## Directions for this task
Answer with one number: how many lines hold "variants".

## Input material
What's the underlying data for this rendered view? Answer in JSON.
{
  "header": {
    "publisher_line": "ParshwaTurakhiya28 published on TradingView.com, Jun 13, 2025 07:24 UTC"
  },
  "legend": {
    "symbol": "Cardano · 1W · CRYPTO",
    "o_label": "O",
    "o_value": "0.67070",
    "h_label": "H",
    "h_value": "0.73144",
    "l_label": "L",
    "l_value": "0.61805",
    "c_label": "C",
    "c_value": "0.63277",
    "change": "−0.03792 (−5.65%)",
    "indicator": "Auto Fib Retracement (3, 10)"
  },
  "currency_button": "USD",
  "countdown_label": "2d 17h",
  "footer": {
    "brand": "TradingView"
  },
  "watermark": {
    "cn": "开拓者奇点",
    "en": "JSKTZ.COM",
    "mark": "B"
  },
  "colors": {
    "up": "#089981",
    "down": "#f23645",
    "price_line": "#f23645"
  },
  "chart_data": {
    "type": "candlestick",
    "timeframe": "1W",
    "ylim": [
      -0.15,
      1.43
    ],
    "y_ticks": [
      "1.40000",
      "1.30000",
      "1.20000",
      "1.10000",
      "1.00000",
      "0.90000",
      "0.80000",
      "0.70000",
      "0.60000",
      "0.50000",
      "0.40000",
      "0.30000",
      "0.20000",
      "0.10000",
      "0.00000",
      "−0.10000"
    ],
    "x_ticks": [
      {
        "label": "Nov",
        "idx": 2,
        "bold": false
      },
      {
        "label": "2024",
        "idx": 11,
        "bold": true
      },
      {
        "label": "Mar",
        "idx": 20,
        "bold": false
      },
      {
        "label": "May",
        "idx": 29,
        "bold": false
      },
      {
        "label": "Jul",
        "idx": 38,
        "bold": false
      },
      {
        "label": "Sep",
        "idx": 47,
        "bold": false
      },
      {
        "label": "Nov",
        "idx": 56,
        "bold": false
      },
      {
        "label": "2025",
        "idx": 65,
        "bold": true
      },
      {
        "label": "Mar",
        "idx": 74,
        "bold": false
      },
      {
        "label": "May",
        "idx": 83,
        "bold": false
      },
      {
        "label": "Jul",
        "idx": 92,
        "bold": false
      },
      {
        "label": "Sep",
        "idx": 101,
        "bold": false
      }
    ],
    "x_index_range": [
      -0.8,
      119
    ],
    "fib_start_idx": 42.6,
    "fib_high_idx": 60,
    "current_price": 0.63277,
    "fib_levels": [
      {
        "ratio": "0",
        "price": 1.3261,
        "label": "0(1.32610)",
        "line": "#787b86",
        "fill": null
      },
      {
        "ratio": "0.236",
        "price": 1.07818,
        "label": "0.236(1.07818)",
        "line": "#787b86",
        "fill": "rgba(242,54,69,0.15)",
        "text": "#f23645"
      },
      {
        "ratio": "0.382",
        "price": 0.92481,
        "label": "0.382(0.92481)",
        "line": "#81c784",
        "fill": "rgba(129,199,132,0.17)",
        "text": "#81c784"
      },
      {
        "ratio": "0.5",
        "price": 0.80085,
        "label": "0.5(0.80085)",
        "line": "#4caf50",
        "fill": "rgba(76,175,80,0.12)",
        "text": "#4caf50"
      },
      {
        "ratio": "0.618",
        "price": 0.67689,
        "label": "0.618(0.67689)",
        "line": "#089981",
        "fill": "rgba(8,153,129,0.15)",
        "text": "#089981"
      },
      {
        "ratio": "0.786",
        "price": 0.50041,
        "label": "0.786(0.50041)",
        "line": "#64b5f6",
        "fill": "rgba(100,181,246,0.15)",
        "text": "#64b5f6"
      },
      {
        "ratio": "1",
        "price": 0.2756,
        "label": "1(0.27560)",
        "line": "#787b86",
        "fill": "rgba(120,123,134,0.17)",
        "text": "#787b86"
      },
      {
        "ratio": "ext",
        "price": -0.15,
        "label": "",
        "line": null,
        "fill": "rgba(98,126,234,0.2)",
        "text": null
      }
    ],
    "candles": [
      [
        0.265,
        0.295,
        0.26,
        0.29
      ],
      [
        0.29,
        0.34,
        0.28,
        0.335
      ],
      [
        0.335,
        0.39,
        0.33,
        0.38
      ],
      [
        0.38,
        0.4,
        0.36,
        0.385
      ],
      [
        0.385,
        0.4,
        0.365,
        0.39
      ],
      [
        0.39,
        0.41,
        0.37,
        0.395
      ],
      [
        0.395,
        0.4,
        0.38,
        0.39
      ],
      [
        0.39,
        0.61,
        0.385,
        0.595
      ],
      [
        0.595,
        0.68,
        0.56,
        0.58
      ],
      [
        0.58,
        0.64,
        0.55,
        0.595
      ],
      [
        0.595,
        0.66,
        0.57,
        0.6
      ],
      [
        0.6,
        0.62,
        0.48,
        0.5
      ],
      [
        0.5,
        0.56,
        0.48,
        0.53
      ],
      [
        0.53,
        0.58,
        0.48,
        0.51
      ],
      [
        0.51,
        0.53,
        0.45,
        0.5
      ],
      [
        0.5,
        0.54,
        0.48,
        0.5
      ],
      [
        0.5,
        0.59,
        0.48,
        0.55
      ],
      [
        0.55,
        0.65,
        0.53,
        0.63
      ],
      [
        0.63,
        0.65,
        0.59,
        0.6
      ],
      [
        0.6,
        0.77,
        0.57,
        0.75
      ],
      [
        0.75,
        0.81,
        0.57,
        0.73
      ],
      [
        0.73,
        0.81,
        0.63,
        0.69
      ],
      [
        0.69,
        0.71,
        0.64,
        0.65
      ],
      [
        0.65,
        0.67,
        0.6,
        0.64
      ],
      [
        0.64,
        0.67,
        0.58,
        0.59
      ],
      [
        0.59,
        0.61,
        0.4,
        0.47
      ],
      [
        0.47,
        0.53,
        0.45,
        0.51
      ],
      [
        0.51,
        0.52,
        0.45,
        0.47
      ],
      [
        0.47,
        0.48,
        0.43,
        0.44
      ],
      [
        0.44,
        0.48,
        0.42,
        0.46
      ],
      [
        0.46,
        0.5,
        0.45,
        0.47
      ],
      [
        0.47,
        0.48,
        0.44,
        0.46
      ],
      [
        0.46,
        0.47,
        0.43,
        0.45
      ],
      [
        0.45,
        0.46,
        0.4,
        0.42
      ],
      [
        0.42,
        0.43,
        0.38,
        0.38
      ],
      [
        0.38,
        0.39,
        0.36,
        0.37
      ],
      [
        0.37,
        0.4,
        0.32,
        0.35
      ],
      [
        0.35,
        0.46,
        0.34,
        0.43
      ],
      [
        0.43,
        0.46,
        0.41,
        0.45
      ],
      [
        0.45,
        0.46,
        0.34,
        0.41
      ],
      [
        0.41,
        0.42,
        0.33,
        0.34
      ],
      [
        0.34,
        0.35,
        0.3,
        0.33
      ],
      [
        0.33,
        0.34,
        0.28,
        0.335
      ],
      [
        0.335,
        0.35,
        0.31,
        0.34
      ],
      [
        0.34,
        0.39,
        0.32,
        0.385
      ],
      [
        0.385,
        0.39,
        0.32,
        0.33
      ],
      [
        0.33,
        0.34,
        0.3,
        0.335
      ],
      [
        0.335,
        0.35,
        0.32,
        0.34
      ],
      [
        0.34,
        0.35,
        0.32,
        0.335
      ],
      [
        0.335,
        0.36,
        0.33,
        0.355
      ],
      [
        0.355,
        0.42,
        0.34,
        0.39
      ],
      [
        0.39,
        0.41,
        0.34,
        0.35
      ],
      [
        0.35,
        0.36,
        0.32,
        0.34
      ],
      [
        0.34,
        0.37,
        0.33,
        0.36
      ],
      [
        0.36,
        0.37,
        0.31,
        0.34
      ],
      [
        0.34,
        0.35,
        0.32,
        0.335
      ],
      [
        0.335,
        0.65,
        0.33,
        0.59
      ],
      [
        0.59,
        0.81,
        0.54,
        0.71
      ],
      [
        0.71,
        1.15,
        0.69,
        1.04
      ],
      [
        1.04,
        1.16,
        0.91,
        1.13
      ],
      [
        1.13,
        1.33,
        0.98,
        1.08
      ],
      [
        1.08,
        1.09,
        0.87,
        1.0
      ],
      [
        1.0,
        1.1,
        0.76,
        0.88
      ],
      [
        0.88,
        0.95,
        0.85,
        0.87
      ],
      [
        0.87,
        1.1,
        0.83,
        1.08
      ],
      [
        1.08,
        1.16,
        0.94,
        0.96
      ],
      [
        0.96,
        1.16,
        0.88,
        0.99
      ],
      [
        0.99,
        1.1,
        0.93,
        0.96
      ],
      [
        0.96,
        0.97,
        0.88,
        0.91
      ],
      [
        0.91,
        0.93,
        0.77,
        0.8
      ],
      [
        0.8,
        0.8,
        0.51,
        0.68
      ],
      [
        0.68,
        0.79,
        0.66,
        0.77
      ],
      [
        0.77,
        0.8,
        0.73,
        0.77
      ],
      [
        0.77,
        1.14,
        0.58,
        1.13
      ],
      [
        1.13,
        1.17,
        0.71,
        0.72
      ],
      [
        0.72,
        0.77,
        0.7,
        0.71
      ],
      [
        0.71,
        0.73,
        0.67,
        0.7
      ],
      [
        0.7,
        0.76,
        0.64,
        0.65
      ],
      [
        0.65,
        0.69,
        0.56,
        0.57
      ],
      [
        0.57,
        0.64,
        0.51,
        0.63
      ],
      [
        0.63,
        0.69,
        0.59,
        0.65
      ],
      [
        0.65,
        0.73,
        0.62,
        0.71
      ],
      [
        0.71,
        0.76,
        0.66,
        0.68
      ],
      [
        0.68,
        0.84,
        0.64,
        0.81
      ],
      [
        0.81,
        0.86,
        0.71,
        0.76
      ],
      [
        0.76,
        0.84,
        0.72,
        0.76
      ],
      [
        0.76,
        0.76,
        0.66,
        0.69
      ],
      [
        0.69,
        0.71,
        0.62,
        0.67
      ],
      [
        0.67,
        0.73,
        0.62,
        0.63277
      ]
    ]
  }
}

---

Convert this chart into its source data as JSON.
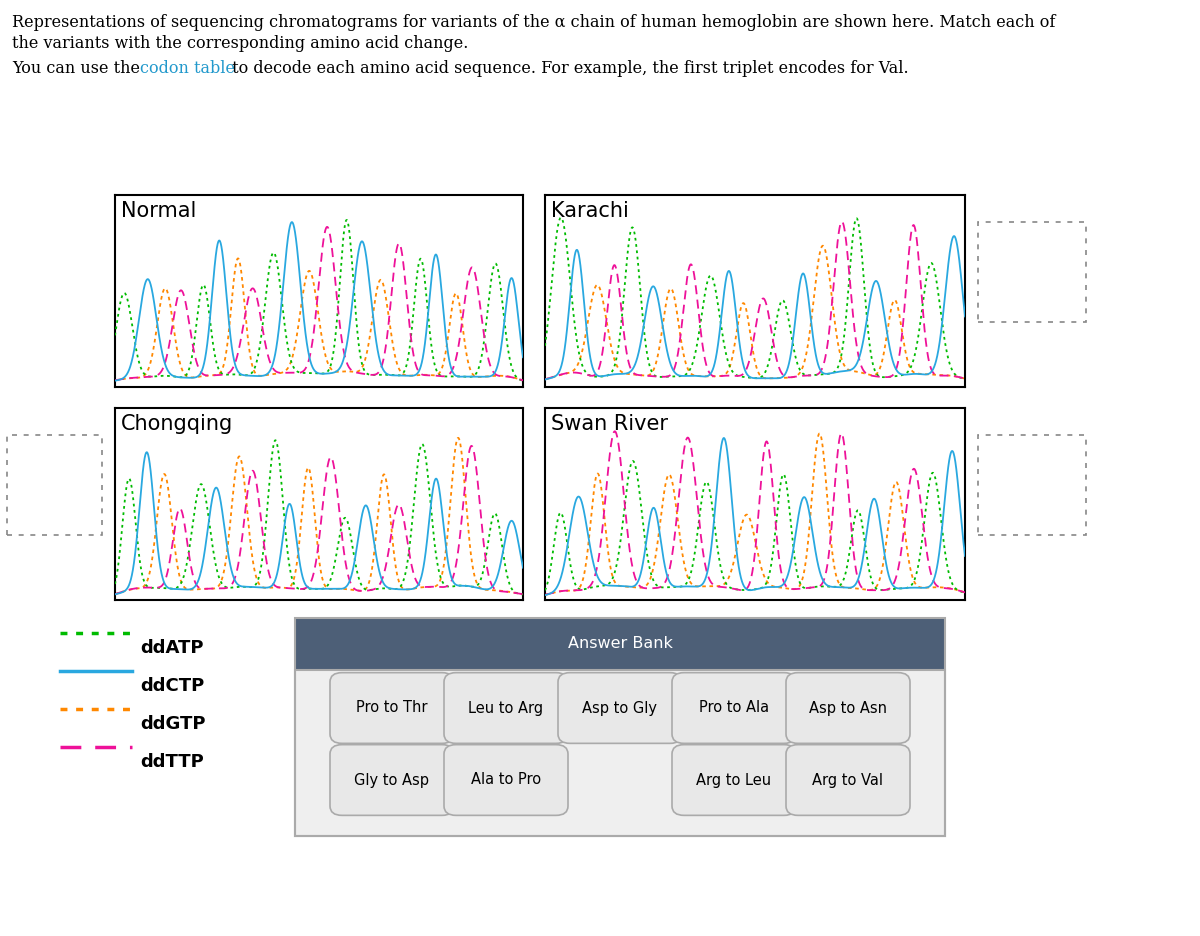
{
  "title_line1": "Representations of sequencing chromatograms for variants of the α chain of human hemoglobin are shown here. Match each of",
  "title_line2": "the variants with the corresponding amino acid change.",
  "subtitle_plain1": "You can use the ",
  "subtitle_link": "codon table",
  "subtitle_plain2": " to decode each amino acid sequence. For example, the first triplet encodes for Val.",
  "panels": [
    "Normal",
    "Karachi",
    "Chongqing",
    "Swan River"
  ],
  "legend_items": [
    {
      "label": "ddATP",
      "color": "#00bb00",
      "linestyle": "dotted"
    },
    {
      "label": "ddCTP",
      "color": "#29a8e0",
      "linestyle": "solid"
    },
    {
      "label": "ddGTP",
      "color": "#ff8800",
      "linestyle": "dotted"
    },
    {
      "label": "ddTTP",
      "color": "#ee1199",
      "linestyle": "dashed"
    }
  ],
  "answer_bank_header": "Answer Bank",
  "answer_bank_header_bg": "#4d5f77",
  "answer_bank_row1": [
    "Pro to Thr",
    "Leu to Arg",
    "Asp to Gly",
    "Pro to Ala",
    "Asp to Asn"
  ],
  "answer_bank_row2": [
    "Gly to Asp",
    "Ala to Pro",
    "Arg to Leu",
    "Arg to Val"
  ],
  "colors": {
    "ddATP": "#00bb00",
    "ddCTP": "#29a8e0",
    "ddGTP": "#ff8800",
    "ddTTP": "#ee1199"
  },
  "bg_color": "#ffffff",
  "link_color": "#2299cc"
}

## Correct result
2